[PROBLEM STATEMENT]:
Search the material and gather each line with "screenshot" in it.

***** LISTED ENTRIES *****

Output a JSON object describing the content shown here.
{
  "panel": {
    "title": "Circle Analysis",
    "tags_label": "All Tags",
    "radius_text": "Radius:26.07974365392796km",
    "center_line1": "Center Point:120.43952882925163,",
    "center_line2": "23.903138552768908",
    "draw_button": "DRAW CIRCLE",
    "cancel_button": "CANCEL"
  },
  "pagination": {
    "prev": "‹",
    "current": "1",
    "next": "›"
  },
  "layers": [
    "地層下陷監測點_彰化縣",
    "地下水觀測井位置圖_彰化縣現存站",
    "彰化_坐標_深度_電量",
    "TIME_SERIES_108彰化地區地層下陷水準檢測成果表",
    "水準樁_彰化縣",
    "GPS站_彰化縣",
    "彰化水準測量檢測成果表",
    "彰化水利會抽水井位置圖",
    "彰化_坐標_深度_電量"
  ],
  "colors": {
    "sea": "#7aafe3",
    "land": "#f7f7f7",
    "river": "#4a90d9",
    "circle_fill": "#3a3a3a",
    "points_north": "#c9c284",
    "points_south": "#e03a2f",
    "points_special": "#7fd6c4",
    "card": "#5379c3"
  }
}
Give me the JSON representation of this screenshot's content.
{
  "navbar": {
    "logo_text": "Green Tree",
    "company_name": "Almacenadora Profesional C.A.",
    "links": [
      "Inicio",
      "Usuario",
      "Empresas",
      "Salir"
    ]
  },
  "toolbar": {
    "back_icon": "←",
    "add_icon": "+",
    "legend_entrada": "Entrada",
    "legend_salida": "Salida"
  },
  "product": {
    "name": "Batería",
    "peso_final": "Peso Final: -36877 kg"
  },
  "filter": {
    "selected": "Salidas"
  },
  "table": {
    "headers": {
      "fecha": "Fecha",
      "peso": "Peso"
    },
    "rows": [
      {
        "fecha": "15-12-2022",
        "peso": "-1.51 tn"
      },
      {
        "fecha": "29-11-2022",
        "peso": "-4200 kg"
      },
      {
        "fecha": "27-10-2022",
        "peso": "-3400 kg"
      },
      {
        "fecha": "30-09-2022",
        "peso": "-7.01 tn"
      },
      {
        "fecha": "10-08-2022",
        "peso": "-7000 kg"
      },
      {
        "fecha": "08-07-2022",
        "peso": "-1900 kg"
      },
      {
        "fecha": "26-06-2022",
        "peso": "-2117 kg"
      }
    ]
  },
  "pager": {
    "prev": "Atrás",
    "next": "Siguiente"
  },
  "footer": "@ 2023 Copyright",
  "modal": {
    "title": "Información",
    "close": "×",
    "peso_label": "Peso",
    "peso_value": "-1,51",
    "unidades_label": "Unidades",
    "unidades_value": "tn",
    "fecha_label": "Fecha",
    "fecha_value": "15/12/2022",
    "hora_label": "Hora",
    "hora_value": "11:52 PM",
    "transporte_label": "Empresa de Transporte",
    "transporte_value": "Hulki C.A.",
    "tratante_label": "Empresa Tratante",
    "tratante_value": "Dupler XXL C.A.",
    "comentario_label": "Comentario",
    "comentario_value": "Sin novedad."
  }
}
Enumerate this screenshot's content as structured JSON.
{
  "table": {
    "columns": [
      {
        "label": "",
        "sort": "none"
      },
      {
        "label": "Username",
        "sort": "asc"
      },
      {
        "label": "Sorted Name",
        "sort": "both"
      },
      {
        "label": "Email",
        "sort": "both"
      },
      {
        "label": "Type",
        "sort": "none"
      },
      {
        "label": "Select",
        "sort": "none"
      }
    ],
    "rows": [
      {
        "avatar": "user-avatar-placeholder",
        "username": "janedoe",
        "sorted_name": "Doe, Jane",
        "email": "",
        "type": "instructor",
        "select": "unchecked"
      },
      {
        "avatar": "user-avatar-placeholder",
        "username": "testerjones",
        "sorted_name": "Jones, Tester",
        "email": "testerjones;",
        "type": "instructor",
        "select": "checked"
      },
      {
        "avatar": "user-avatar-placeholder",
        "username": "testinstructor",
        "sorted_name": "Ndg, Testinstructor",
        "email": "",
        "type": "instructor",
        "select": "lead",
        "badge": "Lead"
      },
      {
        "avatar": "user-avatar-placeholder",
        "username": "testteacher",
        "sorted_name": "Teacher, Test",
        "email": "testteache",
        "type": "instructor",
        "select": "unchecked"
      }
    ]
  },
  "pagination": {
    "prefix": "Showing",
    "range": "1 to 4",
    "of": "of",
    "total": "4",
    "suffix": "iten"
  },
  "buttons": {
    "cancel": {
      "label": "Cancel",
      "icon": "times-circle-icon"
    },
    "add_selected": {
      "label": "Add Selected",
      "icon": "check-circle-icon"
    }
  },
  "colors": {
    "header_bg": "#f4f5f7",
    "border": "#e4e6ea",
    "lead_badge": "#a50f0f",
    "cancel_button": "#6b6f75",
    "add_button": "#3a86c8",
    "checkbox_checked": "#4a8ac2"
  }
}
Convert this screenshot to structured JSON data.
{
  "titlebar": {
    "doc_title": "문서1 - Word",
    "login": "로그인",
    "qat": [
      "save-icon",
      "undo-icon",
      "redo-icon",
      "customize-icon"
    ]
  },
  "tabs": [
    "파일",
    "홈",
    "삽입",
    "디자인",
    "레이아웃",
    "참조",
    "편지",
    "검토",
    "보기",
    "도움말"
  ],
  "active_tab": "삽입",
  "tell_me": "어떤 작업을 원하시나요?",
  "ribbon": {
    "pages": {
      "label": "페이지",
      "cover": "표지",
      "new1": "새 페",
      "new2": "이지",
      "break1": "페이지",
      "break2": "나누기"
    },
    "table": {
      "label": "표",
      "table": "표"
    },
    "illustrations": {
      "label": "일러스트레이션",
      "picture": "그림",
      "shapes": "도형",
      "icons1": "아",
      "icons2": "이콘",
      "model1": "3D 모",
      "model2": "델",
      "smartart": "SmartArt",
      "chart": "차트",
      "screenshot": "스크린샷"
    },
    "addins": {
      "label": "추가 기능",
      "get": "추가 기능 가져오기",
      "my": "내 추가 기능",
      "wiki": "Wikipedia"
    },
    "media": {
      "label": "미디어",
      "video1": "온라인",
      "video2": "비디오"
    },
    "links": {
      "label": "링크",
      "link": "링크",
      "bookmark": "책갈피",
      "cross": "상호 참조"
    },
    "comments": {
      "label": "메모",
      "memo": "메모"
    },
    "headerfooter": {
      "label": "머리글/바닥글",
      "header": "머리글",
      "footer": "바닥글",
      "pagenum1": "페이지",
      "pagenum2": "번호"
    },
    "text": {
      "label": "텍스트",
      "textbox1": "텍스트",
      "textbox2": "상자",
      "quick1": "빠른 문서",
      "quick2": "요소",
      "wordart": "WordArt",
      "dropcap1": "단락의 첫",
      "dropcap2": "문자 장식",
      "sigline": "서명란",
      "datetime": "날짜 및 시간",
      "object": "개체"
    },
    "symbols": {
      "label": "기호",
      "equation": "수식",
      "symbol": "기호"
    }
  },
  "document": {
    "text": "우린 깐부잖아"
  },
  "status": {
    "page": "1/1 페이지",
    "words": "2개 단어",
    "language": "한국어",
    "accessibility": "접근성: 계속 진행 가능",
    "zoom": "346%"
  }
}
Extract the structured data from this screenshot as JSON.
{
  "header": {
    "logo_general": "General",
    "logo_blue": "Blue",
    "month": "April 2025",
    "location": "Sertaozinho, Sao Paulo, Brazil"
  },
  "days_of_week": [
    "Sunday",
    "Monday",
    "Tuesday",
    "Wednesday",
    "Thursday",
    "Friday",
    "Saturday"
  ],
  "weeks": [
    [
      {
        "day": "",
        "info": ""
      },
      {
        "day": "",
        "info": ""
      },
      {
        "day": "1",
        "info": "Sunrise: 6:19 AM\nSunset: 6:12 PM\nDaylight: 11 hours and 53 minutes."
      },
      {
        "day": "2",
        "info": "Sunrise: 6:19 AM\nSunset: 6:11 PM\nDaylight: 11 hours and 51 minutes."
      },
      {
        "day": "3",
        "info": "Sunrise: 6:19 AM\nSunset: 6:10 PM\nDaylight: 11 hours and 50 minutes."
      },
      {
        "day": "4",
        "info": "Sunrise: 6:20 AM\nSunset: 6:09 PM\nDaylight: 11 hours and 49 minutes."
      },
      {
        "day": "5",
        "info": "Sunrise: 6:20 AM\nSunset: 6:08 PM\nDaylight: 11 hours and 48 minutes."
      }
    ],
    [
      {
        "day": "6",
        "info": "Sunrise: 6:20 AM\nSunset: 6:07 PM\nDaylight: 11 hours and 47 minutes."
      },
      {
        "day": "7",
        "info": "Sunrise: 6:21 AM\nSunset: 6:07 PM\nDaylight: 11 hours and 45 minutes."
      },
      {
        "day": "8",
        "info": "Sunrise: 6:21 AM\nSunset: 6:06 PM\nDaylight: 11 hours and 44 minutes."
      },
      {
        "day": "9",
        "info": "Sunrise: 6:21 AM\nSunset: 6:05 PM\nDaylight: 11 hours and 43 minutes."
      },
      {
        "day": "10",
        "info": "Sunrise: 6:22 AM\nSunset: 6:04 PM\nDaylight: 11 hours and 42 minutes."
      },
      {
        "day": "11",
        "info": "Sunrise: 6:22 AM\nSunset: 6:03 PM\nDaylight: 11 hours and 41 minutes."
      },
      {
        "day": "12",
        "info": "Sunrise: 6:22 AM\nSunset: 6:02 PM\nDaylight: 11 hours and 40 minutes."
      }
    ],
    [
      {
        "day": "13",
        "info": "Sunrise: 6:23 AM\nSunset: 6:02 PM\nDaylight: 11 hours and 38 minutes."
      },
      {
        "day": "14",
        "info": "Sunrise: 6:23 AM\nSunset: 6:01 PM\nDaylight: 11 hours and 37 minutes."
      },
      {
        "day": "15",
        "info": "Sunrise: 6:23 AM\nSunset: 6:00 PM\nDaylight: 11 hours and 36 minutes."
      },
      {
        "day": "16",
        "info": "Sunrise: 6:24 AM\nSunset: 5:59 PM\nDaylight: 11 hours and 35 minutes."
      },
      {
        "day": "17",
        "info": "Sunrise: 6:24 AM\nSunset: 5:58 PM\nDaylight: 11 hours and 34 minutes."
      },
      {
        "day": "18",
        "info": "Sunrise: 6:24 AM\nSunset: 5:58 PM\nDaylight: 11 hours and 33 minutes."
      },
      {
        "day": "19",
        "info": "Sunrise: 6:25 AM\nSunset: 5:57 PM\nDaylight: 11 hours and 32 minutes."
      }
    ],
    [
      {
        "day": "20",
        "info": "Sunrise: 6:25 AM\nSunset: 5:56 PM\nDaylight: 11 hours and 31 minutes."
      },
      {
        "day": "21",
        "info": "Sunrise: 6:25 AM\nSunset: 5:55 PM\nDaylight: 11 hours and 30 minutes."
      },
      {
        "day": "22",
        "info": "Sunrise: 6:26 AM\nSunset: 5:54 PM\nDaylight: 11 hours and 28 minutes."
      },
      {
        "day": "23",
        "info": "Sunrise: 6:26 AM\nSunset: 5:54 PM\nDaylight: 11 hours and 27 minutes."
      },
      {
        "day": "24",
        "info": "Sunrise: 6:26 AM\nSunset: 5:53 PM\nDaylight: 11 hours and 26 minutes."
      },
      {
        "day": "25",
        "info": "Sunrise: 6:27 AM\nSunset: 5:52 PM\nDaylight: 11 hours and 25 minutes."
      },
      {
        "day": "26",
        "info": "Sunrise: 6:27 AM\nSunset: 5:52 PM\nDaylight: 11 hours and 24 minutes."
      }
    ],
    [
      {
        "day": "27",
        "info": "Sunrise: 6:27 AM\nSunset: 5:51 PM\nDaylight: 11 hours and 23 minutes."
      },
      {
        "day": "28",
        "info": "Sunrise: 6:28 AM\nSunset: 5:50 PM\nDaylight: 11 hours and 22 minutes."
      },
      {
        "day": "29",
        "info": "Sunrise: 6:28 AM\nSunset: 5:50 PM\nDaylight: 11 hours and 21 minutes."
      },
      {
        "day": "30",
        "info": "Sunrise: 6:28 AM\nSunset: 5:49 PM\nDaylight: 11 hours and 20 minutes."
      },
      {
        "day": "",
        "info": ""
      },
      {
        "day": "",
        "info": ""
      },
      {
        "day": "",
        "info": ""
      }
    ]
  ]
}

*****

[FULL SOLUTION]:
Give me the JSON representation of this screenshot's content.
Enumerate this screenshot's content as structured JSON.
Convert this screenshot to structured JSON data.
      "screenshot": "스크린샷"
Extract the structured data from this screenshot as JSON.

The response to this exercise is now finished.